■ Aim: Consider the data that follows and state how many lines contain the string "text", using the number alone.

■ Stored rows:
-------

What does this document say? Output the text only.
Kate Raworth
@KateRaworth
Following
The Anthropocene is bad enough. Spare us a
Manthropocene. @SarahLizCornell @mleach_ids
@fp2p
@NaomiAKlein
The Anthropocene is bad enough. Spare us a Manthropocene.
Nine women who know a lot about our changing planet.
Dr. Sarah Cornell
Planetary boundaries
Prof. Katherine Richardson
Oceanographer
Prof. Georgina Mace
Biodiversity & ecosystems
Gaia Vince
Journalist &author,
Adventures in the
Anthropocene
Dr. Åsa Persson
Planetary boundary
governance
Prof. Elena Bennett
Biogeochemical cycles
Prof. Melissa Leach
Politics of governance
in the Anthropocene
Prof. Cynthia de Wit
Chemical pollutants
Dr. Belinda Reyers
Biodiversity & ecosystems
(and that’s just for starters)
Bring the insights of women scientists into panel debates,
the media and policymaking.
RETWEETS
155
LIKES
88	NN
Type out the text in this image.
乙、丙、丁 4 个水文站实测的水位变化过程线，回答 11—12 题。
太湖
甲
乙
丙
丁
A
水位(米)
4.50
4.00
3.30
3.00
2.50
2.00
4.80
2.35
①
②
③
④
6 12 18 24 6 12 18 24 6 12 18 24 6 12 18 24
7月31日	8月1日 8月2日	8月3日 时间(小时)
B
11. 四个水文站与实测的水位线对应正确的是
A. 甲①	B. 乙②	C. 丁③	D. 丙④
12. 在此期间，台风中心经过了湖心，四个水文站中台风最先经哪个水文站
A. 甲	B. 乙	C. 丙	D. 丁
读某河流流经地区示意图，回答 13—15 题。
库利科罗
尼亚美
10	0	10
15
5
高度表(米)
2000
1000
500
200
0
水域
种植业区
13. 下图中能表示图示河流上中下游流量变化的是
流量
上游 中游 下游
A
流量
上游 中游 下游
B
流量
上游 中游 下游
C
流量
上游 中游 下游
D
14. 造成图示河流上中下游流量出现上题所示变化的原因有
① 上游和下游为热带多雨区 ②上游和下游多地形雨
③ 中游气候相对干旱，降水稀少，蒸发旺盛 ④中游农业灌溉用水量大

-------

■ Result: 2